Ronald Thwaites | Not this mess
Education is the most precious task of the nation. Comprehensive character development, high-quality academic and vocational outcomes constitute the only hope of creating a happy and prosperous society. We say we all believe this, spend a whole...
Education is the most precious task of the nation. Comprehensive character development, high-quality academic and vocational outcomes constitute the only hope of creating a happy and prosperous society. We say we all believe this, spend a whole heap of money trying, then turn around and defeat some of our best efforts.
Look at what has happened last week. Everybody’s attention has been diverted to a big argument about an additional two years of school when the vast majority of our students, easily half a million of them, are still out of school. So, serious controversy about the end product of schooling, when one foundation of learning, presence in a good classroom, is still overlooked. What comes first? Sixth form or Brain Builders and early childhood?

● ● ● ●

→ **OBJECTIVE**
Using the column on education, answer briefly:
(a) What does the column call the most precious task of the nation?
(b) How many students does it say are still out of school?
(c) What was last week's big argument about?

→ **SUPPLIED DATA**
● ● ● ●

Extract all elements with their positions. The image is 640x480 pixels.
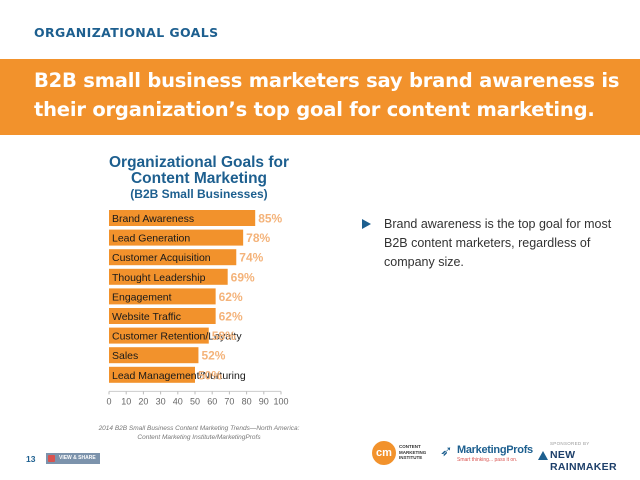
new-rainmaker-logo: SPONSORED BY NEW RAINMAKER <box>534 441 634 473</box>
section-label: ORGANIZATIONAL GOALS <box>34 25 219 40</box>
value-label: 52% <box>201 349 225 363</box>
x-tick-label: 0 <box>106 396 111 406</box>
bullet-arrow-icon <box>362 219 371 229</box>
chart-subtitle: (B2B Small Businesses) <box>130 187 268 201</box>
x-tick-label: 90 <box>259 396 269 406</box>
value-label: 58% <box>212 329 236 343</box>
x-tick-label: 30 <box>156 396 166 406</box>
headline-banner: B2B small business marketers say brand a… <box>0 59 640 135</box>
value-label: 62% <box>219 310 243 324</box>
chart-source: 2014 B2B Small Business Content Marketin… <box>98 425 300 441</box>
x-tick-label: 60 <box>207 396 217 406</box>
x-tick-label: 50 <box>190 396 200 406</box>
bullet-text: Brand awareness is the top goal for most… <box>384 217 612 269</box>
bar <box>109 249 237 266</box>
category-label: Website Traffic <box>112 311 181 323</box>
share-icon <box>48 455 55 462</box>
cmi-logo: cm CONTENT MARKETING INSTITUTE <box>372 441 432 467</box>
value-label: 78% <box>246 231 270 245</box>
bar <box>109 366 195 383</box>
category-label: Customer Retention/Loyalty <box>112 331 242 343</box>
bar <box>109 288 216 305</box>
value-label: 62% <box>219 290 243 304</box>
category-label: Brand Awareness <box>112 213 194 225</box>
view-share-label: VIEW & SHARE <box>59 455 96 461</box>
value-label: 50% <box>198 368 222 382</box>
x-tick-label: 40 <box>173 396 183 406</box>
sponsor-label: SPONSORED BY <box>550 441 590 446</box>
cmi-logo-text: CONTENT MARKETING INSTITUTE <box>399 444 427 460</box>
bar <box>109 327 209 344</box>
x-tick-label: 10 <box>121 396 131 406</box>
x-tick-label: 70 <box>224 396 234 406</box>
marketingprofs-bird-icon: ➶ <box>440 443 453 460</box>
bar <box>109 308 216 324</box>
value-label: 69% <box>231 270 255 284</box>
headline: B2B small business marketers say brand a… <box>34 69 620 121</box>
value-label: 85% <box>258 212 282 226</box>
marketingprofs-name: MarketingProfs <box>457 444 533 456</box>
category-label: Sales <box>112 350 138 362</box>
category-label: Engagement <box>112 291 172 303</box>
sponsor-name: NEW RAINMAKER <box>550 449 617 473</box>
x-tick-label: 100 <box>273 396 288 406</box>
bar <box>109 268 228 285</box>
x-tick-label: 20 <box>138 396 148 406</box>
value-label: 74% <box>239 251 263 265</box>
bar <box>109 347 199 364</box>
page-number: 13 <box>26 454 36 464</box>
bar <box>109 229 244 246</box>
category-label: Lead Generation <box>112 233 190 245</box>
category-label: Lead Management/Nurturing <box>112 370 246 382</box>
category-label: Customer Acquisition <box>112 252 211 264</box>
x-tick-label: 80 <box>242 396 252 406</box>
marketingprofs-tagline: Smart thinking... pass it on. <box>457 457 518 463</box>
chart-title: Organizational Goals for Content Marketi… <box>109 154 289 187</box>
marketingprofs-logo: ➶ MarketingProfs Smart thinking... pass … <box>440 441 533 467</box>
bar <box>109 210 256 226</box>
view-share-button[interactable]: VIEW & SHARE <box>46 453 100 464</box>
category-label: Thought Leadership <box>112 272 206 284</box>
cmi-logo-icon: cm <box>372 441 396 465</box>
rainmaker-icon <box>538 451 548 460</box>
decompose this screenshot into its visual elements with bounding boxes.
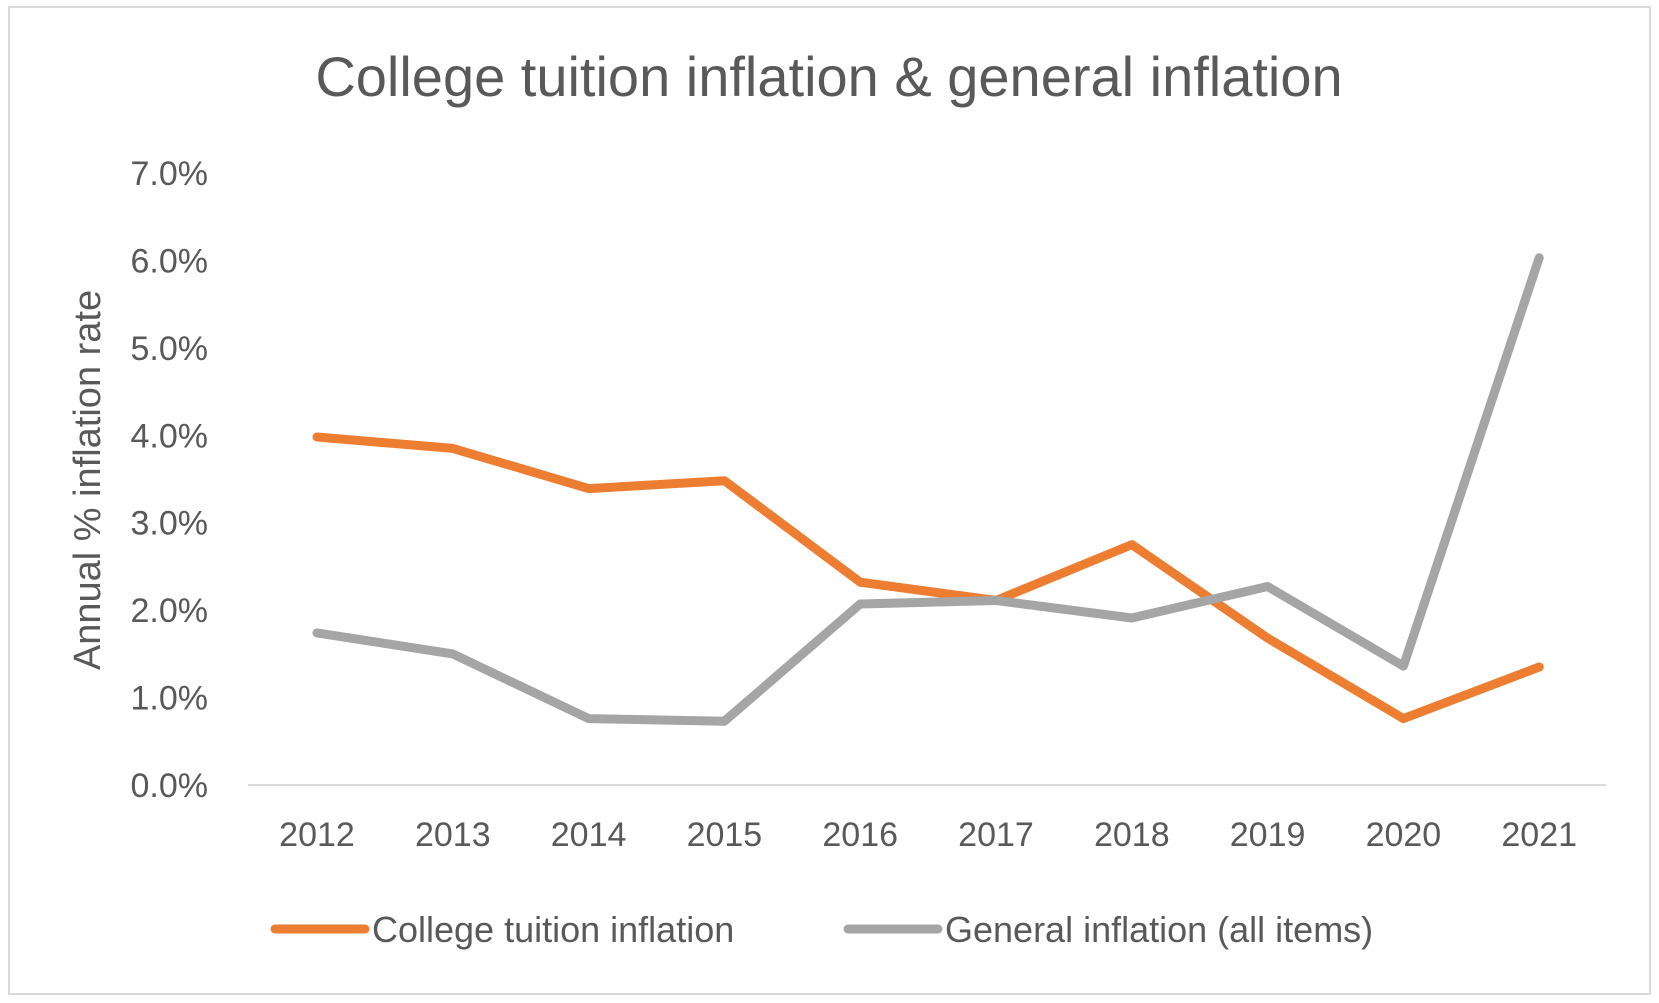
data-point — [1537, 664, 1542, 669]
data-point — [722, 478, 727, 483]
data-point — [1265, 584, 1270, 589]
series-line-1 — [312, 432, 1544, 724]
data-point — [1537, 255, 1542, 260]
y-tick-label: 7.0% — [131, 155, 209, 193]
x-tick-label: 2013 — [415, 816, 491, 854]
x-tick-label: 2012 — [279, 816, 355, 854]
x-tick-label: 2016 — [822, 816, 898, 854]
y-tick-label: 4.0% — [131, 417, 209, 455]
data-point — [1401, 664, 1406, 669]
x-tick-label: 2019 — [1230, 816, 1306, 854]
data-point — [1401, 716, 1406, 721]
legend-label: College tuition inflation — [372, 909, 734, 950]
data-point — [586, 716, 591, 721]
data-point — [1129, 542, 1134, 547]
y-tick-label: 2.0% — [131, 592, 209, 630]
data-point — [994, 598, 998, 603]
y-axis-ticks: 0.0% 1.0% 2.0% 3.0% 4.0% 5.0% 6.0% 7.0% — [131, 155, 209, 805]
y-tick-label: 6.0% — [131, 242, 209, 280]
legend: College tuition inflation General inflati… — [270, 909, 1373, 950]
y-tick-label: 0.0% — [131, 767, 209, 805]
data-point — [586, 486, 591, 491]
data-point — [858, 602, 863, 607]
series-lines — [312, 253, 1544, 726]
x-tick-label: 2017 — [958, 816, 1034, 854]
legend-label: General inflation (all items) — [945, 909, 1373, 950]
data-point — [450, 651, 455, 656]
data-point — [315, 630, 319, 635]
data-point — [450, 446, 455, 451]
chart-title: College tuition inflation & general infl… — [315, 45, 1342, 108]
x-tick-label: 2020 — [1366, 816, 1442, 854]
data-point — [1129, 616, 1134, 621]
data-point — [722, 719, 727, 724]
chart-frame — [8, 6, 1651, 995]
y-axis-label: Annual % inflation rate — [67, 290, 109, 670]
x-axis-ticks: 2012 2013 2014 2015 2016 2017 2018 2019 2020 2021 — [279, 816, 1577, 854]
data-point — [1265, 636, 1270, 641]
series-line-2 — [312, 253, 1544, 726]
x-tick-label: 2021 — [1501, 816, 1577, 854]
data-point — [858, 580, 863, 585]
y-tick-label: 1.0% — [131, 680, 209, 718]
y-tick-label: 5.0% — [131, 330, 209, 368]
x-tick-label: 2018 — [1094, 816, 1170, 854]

● ● ● ●

→ **COMPLETED TASK**
(a) Education.
(b) Easily half a million.
(c) An additional two years of school.